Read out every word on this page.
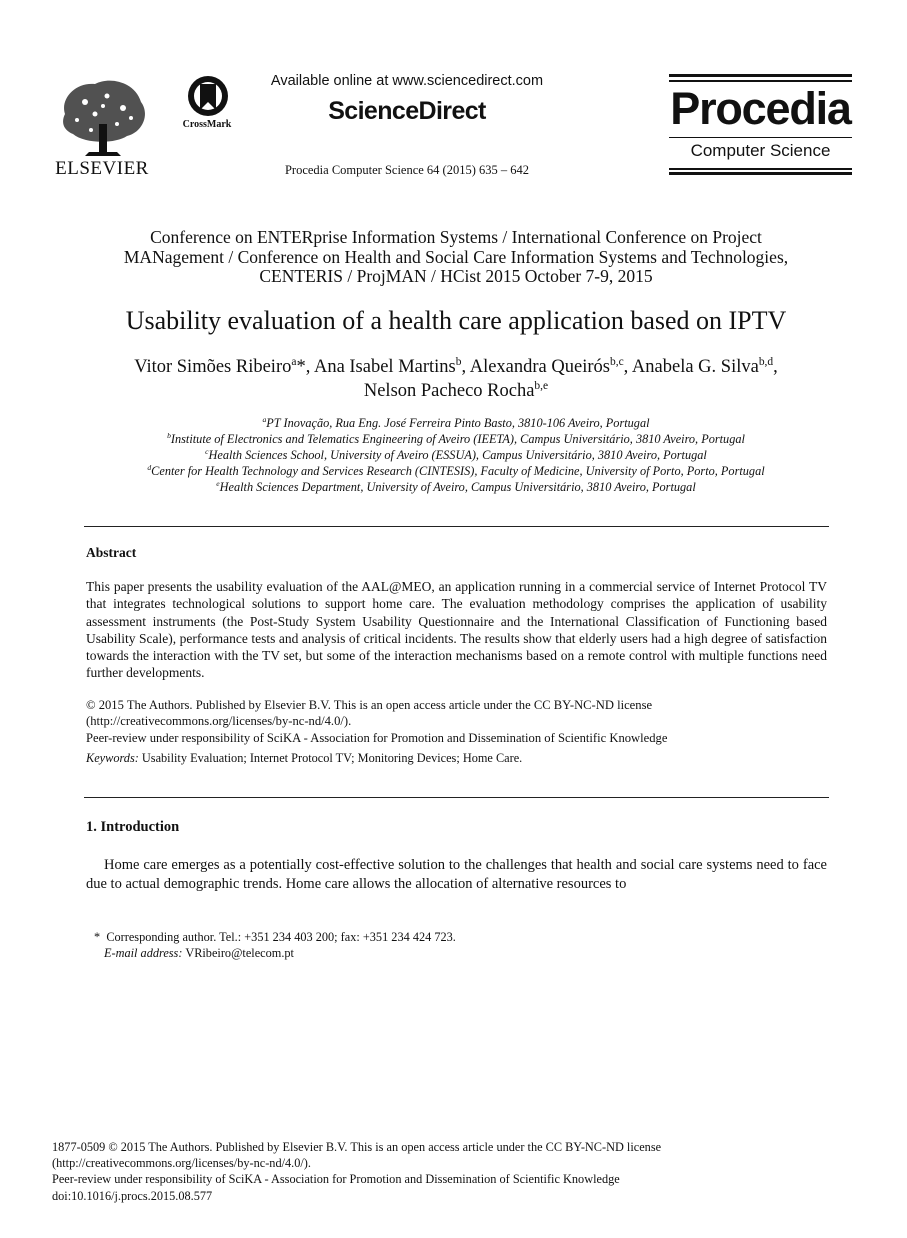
ELSEVIER
CrossMark
Available online at www.sciencedirect.com
ScienceDirect
Procedia Computer Science 64 (2015) 635 – 642
Procedia
Computer Science
Conference on ENTERprise Information Systems / International Conference on Project
MANagement / Conference on Health and Social Care Information Systems and Technologies,
CENTERIS / ProjMAN / HCist 2015 October 7-9, 2015
Usability evaluation of a health care application based on IPTV
Vitor Simões Ribeiro$^a$*, Ana Isabel Martins$^b$, Alexandra Queirós$^{b,c}$, Anabela G. Silva$^{b,d}$,
Nelson Pacheco Rocha$^{b,e}$
$^a$PT Inovação, Rua Eng. José Ferreira Pinto Basto, 3810-106 Aveiro, Portugal
$^b$Institute of Electronics and Telematics Engineering of Aveiro (IEETA), Campus Universitário, 3810 Aveiro, Portugal
$^c$Health Sciences School, University of Aveiro (ESSUA), Campus Universitário, 3810 Aveiro, Portugal
$^d$Center for Health Technology and Services Research (CINTESIS), Faculty of Medicine, University of Porto, Porto, Portugal
$^e$Health Sciences Department, University of Aveiro, Campus Universitário, 3810 Aveiro, Portugal
Abstract
This paper presents the usability evaluation of the AAL@MEO, an application running in a commercial service of Internet Protocol TV that integrates technological solutions to support home care. The evaluation methodology comprises the application of usability assessment instruments (the Post-Study System Usability Questionnaire and the International Classification of Functioning based Usability Scale), performance tests and analysis of critical incidents. The results show that elderly users had a high degree of satisfaction towards the interaction with the TV set, but some of the interaction mechanisms based on a remote control with multiple functions need further developments.
© 2015 The Authors. Published by Elsevier B.V. This is an open access article under the CC BY-NC-ND license
(http://creativecommons.org/licenses/by-nc-nd/4.0/).
Peer-review under responsibility of SciKA - Association for Promotion and Dissemination of Scientific Knowledge
Keywords: Usability Evaluation; Internet Protocol TV; Monitoring Devices; Home Care.
1. Introduction
Home care emerges as a potentially cost-effective solution to the challenges that health and social care systems need to face due to actual demographic trends. Home care allows the allocation of alternative resources to
* Corresponding author. Tel.: +351 234 403 200; fax: +351 234 424 723.
E-mail address: VRibeiro@telecom.pt
1877-0509 © 2015 The Authors. Published by Elsevier B.V. This is an open access article under the CC BY-NC-ND license
(http://creativecommons.org/licenses/by-nc-nd/4.0/).
Peer-review under responsibility of SciKA - Association for Promotion and Dissemination of Scientific Knowledge
doi:10.1016/j.procs.2015.08.577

_____

What the task requires - Retype every record above exactly as written, but leave out the pictures.

Solution to this problem -
Read out every word on this page.
ELSEVIER
CrossMark
Available online at www.sciencedirect.com
ScienceDirect
Procedia Computer Science 64 (2015) 635 – 642
Procedia
Computer Science
Conference on ENTERprise Information Systems / International Conference on Project
MANagement / Conference on Health and Social Care Information Systems and Technologies,
CENTERIS / ProjMAN / HCist 2015 October 7-9, 2015
Usability evaluation of a health care application based on IPTV
Vitor Simões Ribeiro$^a$*, Ana Isabel Martins$^b$, Alexandra Queirós$^{b,c}$, Anabela G. Silva$^{b,d}$,
Nelson Pacheco Rocha$^{b,e}$
$^a$PT Inovação, Rua Eng. José Ferreira Pinto Basto, 3810-106 Aveiro, Portugal
$^b$Institute of Electronics and Telematics Engineering of Aveiro (IEETA), Campus Universitário, 3810 Aveiro, Portugal
$^c$Health Sciences School, University of Aveiro (ESSUA), Campus Universitário, 3810 Aveiro, Portugal
$^d$Center for Health Technology and Services Research (CINTESIS), Faculty of Medicine, University of Porto, Porto, Portugal
$^e$Health Sciences Department, University of Aveiro, Campus Universitário, 3810 Aveiro, Portugal
Abstract
This paper presents the usability evaluation of the AAL@MEO, an application running in a commercial service of Internet Protocol TV that integrates technological solutions to support home care. The evaluation methodology comprises the application of usability assessment instruments (the Post-Study System Usability Questionnaire and the International Classification of Functioning based Usability Scale), performance tests and analysis of critical incidents. The results show that elderly users had a high degree of satisfaction towards the interaction with the TV set, but some of the interaction mechanisms based on a remote control with multiple functions need further developments.
© 2015 The Authors. Published by Elsevier B.V. This is an open access article under the CC BY-NC-ND license
(http://creativecommons.org/licenses/by-nc-nd/4.0/).
Peer-review under responsibility of SciKA - Association for Promotion and Dissemination of Scientific Knowledge
Keywords: Usability Evaluation; Internet Protocol TV; Monitoring Devices; Home Care.
1. Introduction
Home care emerges as a potentially cost-effective solution to the challenges that health and social care systems need to face due to actual demographic trends. Home care allows the allocation of alternative resources to
* Corresponding author. Tel.: +351 234 403 200; fax: +351 234 424 723.
E-mail address: VRibeiro@telecom.pt
1877-0509 © 2015 The Authors. Published by Elsevier B.V. This is an open access article under the CC BY-NC-ND license
(http://creativecommons.org/licenses/by-nc-nd/4.0/).
Peer-review under responsibility of SciKA - Association for Promotion and Dissemination of Scientific Knowledge
doi:10.1016/j.procs.2015.08.577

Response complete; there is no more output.